* **Task directions**: Gather from the material every line that contains the string "accidentes".
........
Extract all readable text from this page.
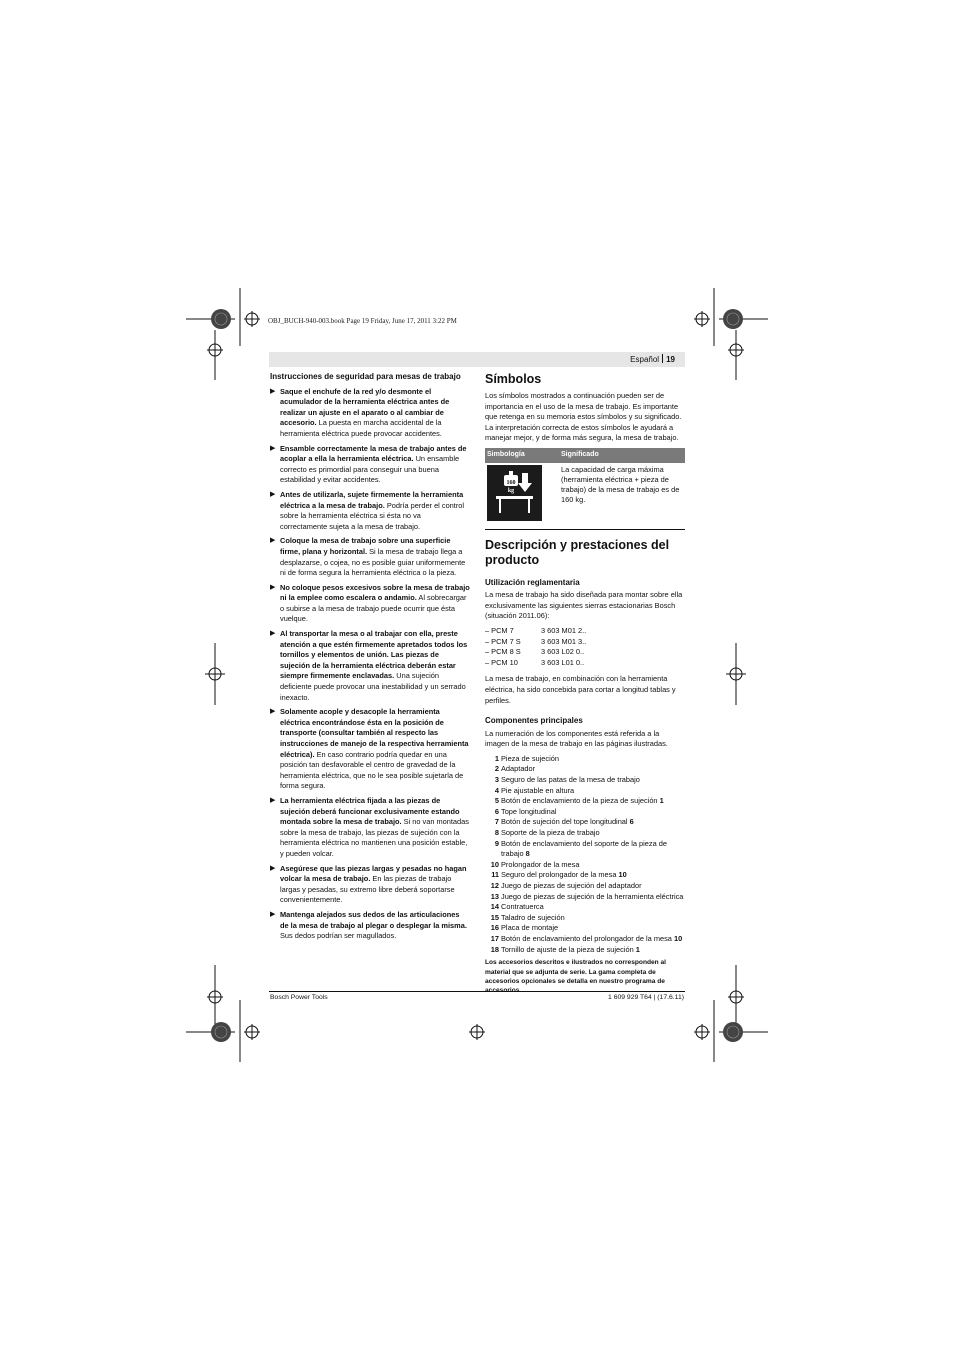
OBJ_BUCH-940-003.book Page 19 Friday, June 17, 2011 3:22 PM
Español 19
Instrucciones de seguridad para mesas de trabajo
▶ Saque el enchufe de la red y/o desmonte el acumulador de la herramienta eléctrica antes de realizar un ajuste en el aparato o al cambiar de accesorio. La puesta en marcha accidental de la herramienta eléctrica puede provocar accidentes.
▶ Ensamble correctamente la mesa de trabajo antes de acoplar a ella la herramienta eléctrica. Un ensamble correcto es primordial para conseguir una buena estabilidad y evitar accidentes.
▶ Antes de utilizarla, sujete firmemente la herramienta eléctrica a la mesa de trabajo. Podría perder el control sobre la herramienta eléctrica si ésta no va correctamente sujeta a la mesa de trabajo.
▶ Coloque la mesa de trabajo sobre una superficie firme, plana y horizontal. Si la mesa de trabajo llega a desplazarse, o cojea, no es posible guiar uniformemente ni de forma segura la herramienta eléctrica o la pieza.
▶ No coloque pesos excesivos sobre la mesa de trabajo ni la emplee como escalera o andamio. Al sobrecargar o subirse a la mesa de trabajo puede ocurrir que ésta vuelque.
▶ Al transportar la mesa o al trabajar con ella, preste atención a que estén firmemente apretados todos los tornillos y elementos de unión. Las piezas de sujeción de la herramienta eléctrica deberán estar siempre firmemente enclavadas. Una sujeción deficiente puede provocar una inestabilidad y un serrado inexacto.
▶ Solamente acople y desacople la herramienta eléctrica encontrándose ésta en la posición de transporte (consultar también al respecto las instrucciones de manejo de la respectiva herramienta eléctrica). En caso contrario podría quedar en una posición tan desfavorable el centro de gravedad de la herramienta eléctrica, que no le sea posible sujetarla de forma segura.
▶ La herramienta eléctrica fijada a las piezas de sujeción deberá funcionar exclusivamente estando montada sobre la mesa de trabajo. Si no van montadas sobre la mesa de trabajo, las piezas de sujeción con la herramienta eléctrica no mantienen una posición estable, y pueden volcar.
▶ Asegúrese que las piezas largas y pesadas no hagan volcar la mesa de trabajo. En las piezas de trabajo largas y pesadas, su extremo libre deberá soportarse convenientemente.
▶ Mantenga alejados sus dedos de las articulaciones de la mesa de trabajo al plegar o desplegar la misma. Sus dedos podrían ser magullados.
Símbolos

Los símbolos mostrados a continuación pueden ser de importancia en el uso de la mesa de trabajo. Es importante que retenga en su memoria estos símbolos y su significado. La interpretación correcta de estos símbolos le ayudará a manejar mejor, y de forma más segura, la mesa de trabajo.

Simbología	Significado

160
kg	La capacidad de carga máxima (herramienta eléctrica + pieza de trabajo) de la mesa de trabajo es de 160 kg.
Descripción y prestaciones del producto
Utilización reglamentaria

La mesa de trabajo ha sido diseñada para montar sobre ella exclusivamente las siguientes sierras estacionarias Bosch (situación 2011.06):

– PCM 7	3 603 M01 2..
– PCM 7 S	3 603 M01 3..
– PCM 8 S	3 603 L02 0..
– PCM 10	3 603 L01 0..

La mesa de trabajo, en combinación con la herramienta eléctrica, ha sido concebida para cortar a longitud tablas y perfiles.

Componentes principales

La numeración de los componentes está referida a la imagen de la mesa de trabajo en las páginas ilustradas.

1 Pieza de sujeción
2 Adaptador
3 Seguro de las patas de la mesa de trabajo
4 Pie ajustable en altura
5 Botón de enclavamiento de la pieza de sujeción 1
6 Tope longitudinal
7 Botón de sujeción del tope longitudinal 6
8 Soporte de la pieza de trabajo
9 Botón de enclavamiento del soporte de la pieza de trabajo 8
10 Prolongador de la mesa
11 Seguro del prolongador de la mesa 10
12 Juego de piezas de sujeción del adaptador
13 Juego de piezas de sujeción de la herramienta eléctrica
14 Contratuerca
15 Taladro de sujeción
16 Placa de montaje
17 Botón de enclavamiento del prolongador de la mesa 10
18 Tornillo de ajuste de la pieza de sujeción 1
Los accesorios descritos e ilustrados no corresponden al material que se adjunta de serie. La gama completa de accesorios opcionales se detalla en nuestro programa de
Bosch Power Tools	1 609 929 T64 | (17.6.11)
........
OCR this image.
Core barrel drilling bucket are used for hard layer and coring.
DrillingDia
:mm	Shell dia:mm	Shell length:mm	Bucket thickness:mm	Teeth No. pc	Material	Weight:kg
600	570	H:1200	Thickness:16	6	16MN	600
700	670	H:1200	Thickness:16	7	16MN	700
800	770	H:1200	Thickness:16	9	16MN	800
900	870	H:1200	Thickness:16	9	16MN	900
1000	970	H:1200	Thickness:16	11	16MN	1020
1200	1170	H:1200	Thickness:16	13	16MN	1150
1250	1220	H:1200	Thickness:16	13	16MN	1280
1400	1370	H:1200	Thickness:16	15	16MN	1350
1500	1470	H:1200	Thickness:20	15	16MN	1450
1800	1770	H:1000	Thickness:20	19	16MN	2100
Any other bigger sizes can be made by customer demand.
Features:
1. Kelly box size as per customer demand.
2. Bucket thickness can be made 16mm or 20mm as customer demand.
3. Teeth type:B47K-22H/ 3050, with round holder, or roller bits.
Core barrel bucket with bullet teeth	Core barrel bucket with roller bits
........
* **Response to the exercise**:
▶ Saque el enchufe de la red y/o desmonte el acumulador de la herramienta eléctrica antes de realizar un ajuste en el aparato o al cambiar de accesorio. La puesta en marcha accidental de la herramienta eléctrica puede provocar accidentes.
▶ Ensamble correctamente la mesa de trabajo antes de acoplar a ella la herramienta eléctrica. Un ensamble correcto es primordial para conseguir una buena estabilidad y evitar accidentes.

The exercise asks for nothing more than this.